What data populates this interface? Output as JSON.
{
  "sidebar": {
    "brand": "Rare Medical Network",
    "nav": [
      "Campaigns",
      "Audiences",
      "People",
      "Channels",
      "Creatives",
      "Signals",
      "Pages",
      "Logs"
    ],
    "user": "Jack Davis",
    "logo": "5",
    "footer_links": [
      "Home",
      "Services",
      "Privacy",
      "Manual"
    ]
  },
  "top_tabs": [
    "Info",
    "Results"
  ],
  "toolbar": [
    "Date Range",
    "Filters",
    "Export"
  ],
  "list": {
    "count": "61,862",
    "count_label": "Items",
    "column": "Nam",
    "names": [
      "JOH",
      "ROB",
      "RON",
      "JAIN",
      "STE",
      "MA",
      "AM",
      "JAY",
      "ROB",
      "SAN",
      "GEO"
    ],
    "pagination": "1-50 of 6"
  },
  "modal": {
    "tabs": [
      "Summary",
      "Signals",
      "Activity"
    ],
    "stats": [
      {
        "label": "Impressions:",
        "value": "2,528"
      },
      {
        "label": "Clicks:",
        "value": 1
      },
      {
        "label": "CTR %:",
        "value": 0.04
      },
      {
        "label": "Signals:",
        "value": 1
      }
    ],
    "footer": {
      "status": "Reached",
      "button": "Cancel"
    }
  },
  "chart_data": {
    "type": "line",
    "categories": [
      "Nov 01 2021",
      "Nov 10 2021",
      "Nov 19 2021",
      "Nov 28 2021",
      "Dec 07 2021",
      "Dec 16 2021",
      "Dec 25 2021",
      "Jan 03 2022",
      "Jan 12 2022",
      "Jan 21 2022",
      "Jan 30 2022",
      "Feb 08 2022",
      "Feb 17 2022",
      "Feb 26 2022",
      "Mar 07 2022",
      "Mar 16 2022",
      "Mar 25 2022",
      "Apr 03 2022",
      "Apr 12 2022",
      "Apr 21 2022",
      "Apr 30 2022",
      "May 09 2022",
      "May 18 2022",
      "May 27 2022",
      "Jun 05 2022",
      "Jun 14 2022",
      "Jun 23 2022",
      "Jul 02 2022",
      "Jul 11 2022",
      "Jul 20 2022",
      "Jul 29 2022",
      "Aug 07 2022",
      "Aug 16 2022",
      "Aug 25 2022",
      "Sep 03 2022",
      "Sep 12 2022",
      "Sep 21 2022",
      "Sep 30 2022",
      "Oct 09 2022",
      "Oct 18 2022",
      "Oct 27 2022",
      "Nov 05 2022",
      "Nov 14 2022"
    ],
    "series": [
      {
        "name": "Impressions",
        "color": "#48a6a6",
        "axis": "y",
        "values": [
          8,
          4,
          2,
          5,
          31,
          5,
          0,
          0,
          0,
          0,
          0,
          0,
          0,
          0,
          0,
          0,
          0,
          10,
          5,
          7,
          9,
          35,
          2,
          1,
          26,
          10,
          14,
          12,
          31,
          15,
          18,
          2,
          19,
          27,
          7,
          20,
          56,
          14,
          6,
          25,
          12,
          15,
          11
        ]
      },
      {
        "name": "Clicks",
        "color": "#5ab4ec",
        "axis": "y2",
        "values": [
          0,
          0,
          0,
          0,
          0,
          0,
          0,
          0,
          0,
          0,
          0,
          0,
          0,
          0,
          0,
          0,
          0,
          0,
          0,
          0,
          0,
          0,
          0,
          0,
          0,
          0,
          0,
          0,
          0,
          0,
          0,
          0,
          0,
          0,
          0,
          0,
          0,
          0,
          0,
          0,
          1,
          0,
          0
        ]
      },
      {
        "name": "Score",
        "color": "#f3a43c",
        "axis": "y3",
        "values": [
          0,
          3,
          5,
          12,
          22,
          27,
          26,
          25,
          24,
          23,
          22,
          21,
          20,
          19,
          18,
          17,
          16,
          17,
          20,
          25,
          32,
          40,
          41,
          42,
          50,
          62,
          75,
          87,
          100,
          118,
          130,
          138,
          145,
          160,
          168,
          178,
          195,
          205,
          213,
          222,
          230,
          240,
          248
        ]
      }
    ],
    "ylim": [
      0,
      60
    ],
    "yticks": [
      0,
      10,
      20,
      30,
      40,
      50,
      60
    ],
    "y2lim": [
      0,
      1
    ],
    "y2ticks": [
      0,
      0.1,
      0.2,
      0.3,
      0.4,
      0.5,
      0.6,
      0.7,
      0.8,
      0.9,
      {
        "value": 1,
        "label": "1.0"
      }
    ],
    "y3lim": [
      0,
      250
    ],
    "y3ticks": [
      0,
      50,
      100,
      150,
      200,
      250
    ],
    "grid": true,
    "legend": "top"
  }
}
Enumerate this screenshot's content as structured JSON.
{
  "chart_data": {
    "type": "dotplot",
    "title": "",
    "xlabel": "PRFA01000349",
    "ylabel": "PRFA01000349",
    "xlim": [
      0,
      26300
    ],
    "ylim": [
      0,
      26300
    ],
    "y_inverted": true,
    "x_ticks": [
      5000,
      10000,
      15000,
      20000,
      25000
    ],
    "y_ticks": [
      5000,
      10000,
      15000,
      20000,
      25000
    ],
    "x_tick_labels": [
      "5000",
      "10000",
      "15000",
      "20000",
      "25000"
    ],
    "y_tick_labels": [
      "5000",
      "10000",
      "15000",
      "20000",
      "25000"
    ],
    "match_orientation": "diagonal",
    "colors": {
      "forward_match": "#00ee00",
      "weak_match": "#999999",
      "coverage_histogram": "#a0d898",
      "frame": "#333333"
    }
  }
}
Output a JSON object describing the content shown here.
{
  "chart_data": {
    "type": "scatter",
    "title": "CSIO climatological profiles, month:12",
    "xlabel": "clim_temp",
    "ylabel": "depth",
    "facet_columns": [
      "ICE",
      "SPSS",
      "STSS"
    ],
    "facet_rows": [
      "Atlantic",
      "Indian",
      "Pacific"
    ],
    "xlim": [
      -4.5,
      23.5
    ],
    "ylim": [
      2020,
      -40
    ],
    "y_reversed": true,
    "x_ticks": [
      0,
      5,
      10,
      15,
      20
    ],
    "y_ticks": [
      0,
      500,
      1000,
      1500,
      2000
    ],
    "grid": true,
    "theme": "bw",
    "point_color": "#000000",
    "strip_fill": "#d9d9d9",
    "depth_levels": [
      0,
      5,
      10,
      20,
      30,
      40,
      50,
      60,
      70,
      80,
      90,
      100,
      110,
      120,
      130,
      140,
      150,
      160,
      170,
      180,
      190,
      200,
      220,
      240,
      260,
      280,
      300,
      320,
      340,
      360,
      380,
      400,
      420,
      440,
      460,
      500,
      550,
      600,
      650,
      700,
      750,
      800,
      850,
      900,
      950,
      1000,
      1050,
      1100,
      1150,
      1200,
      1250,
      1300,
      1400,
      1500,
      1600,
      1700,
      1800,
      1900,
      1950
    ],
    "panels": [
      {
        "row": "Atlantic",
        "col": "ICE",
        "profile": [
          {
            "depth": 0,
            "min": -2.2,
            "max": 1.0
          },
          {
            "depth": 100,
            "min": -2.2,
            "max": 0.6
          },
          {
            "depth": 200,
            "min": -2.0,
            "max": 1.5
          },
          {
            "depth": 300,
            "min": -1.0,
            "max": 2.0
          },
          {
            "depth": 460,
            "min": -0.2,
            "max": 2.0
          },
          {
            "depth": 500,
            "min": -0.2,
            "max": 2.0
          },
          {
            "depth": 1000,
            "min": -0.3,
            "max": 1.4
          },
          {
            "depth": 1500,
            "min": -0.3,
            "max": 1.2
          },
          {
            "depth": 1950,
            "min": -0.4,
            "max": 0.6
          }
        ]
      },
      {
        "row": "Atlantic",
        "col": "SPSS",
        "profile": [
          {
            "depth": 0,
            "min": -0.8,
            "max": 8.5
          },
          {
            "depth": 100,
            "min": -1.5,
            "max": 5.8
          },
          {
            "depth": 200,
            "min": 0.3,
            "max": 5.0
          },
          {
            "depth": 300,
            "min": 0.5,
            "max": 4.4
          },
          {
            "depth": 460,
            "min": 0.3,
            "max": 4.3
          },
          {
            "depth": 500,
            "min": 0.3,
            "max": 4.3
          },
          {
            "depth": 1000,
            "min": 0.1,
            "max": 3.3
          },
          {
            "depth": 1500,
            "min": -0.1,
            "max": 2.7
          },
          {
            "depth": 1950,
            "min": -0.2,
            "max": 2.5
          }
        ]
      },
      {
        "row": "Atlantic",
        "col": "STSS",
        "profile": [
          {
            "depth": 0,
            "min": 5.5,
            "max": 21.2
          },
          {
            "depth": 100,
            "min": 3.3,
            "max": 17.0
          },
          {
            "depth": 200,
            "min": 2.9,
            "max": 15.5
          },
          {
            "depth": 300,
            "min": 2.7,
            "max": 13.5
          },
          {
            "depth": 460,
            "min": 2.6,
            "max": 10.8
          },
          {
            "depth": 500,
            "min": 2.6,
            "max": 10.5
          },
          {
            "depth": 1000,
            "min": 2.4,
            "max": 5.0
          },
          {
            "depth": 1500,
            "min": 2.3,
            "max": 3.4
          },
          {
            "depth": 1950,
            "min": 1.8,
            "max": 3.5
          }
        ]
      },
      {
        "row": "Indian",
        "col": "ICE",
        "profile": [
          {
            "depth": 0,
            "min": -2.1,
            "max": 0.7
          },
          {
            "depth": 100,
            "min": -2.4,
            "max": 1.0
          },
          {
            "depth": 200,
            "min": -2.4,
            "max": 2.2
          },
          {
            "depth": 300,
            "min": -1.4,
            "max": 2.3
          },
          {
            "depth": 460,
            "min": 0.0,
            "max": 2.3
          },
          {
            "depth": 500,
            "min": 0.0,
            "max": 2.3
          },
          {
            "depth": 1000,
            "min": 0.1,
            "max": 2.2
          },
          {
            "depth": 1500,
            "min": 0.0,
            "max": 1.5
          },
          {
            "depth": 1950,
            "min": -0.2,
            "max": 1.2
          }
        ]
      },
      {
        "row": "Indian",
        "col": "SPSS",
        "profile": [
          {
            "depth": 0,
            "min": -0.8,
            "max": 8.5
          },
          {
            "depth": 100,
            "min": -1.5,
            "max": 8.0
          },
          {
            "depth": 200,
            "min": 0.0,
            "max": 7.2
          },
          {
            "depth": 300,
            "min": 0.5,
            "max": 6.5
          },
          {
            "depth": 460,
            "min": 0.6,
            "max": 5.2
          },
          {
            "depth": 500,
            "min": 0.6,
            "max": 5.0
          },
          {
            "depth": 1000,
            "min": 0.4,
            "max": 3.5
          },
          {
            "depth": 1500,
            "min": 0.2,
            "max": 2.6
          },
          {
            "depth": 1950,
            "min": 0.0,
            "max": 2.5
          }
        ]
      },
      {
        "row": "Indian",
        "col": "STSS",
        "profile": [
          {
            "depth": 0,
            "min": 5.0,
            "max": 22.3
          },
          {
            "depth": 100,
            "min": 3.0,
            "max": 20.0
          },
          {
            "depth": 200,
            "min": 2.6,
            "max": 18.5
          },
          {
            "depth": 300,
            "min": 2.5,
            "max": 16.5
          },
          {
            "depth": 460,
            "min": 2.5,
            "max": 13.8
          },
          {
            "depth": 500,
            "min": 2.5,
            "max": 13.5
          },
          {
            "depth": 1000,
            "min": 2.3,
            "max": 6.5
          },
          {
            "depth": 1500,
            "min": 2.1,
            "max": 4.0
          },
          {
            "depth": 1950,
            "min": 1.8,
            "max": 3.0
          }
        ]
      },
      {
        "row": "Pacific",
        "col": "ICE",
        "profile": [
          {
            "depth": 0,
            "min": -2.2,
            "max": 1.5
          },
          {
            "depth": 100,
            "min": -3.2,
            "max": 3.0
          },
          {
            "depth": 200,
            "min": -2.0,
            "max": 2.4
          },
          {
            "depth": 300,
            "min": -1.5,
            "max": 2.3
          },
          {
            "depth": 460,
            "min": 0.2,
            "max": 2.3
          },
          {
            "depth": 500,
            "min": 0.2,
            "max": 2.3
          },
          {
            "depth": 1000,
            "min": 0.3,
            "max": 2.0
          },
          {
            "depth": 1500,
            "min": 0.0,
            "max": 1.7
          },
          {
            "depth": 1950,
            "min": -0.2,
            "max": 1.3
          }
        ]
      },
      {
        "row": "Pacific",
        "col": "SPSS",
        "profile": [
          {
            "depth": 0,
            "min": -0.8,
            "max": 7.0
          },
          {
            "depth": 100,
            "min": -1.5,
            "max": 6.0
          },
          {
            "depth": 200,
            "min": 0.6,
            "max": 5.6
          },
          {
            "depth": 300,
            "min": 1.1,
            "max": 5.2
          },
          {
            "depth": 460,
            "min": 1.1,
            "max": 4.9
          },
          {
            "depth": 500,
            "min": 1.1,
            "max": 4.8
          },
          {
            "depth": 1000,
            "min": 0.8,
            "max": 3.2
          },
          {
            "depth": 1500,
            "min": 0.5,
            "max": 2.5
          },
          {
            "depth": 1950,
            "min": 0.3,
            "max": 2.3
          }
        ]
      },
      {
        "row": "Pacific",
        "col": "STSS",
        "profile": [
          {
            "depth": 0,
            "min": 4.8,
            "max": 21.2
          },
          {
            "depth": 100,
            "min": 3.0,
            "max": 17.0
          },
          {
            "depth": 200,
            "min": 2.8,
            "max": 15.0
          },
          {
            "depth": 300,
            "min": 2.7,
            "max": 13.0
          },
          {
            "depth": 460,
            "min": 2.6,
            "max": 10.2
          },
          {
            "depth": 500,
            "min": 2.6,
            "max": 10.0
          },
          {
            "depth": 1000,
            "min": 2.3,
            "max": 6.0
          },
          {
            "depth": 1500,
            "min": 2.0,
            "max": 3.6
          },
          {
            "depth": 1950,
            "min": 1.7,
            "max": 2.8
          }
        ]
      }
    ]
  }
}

TASK DIRECTIONS — Extract every line above containing the word "Output".

RESPONSE TO THE EXERCISE —
What data populates this interface? Output as JSON.
Output a JSON object describing the content shown here.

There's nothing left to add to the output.